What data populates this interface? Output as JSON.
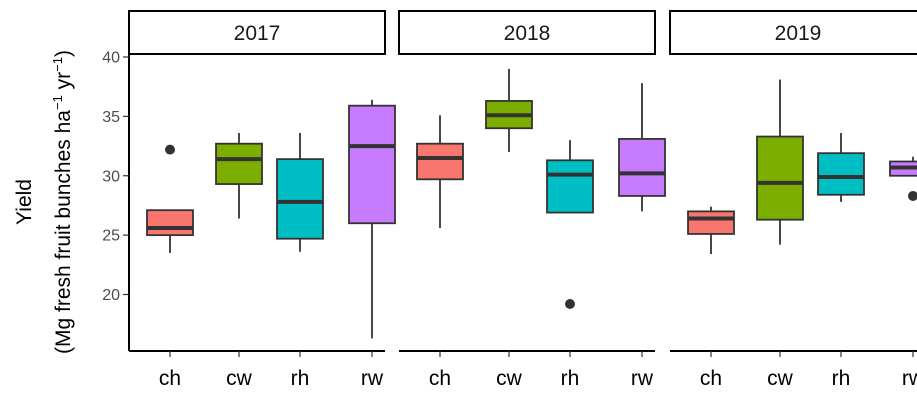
{
  "chart_data": {
    "type": "boxplot",
    "ylabel_line1": "Yield",
    "ylabel_line2_prefix": "(Mg fresh fruit bunches ha",
    "ylabel_sup1": "−1",
    "ylabel_mid": " yr",
    "ylabel_sup2": "−1",
    "ylabel_suffix": ")",
    "yticks": [
      "20",
      "25",
      "30",
      "35",
      "40"
    ],
    "ylim": [
      15,
      41
    ],
    "categories": [
      "ch",
      "cw",
      "rh",
      "rw"
    ],
    "colors": {
      "ch": "#F8766D",
      "cw": "#7CAE00",
      "rh": "#00BFC4",
      "rw": "#C77CFF"
    },
    "panels": [
      {
        "year": "2017",
        "boxes": [
          {
            "cat": "ch",
            "wlo": 23.5,
            "q1": 25.0,
            "med": 25.6,
            "q3": 27.1,
            "whi": 27.1,
            "outliers": [
              32.2
            ]
          },
          {
            "cat": "cw",
            "wlo": 26.4,
            "q1": 29.3,
            "med": 31.4,
            "q3": 32.7,
            "whi": 33.6,
            "outliers": []
          },
          {
            "cat": "rh",
            "wlo": 23.6,
            "q1": 24.7,
            "med": 27.8,
            "q3": 31.4,
            "whi": 33.6,
            "outliers": []
          },
          {
            "cat": "rw",
            "wlo": 16.3,
            "q1": 26.0,
            "med": 32.5,
            "q3": 35.9,
            "whi": 36.4,
            "outliers": []
          }
        ]
      },
      {
        "year": "2018",
        "boxes": [
          {
            "cat": "ch",
            "wlo": 25.6,
            "q1": 29.7,
            "med": 31.5,
            "q3": 32.7,
            "whi": 35.1,
            "outliers": []
          },
          {
            "cat": "cw",
            "wlo": 32.0,
            "q1": 34.0,
            "med": 35.1,
            "q3": 36.3,
            "whi": 39.0,
            "outliers": []
          },
          {
            "cat": "rh",
            "wlo": 26.9,
            "q1": 26.9,
            "med": 30.1,
            "q3": 31.3,
            "whi": 33.0,
            "outliers": [
              19.2
            ]
          },
          {
            "cat": "rw",
            "wlo": 27.0,
            "q1": 28.3,
            "med": 30.2,
            "q3": 33.1,
            "whi": 37.8,
            "outliers": []
          }
        ]
      },
      {
        "year": "2019",
        "boxes": [
          {
            "cat": "ch",
            "wlo": 23.4,
            "q1": 25.1,
            "med": 26.4,
            "q3": 27.0,
            "whi": 27.4,
            "outliers": []
          },
          {
            "cat": "cw",
            "wlo": 24.2,
            "q1": 26.3,
            "med": 29.4,
            "q3": 33.3,
            "whi": 38.1,
            "outliers": []
          },
          {
            "cat": "rh",
            "wlo": 27.8,
            "q1": 28.4,
            "med": 29.9,
            "q3": 31.9,
            "whi": 33.6,
            "outliers": []
          },
          {
            "cat": "rw",
            "wlo": 30.0,
            "q1": 30.0,
            "med": 30.7,
            "q3": 31.2,
            "whi": 31.6,
            "outliers": [
              28.3
            ]
          }
        ]
      }
    ]
  }
}
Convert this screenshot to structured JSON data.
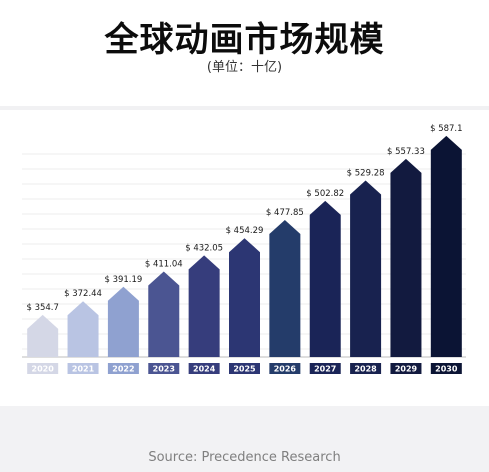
************
▶ **Exercise prompt**: Print the whole listing above once more, word for word, without its pictures.

▶ **Right answer**:
What data populates this interface? Output as JSON.
{
  "chart_data": {
    "type": "boxplot",
    "ylabel_line1": "Yield",
    "ylabel_line2_prefix": "(Mg fresh fruit bunches ha",
    "ylabel_sup1": "−1",
    "ylabel_mid": " yr",
    "ylabel_sup2": "−1",
    "ylabel_suffix": ")",
    "yticks": [
      "20",
      "25",
      "30",
      "35",
      "40"
    ],
    "ylim": [
      15,
      41
    ],
    "categories": [
      "ch",
      "cw",
      "rh",
      "rw"
    ],
    "colors": {
      "ch": "#F8766D",
      "cw": "#7CAE00",
      "rh": "#00BFC4",
      "rw": "#C77CFF"
    },
    "panels": [
      {
        "year": "2017",
        "boxes": [
          {
            "cat": "ch",
            "wlo": 23.5,
            "q1": 25.0,
            "med": 25.6,
            "q3": 27.1,
            "whi": 27.1,
            "outliers": [
              32.2
            ]
          },
          {
            "cat": "cw",
            "wlo": 26.4,
            "q1": 29.3,
            "med": 31.4,
            "q3": 32.7,
            "whi": 33.6,
            "outliers": []
          },
          {
            "cat": "rh",
            "wlo": 23.6,
            "q1": 24.7,
            "med": 27.8,
            "q3": 31.4,
            "whi": 33.6,
            "outliers": []
          },
          {
            "cat": "rw",
            "wlo": 16.3,
            "q1": 26.0,
            "med": 32.5,
            "q3": 35.9,
            "whi": 36.4,
            "outliers": []
          }
        ]
      },
      {
        "year": "2018",
        "boxes": [
          {
            "cat": "ch",
            "wlo": 25.6,
            "q1": 29.7,
            "med": 31.5,
            "q3": 32.7,
            "whi": 35.1,
            "outliers": []
          },
          {
            "cat": "cw",
            "wlo": 32.0,
            "q1": 34.0,
            "med": 35.1,
            "q3": 36.3,
            "whi": 39.0,
            "outliers": []
          },
          {
            "cat": "rh",
            "wlo": 26.9,
            "q1": 26.9,
            "med": 30.1,
            "q3": 31.3,
            "whi": 33.0,
            "outliers": [
              19.2
            ]
          },
          {
            "cat": "rw",
            "wlo": 27.0,
            "q1": 28.3,
            "med": 30.2,
            "q3": 33.1,
            "whi": 37.8,
            "outliers": []
          }
        ]
      },
      {
        "year": "2019",
        "boxes": [
          {
            "cat": "ch",
            "wlo": 23.4,
            "q1": 25.1,
            "med": 26.4,
            "q3": 27.0,
            "whi": 27.4,
            "outliers": []
          },
          {
            "cat": "cw",
            "wlo": 24.2,
            "q1": 26.3,
            "med": 29.4,
            "q3": 33.3,
            "whi": 38.1,
            "outliers": []
          },
          {
            "cat": "rh",
            "wlo": 27.8,
            "q1": 28.4,
            "med": 29.9,
            "q3": 31.9,
            "whi": 33.6,
            "outliers": []
          },
          {
            "cat": "rw",
            "wlo": 30.0,
            "q1": 30.0,
            "med": 30.7,
            "q3": 31.2,
            "whi": 31.6,
            "outliers": [
              28.3
            ]
          }
        ]
      }
    ]
  }
}
Convert this screenshot to structured JSON data.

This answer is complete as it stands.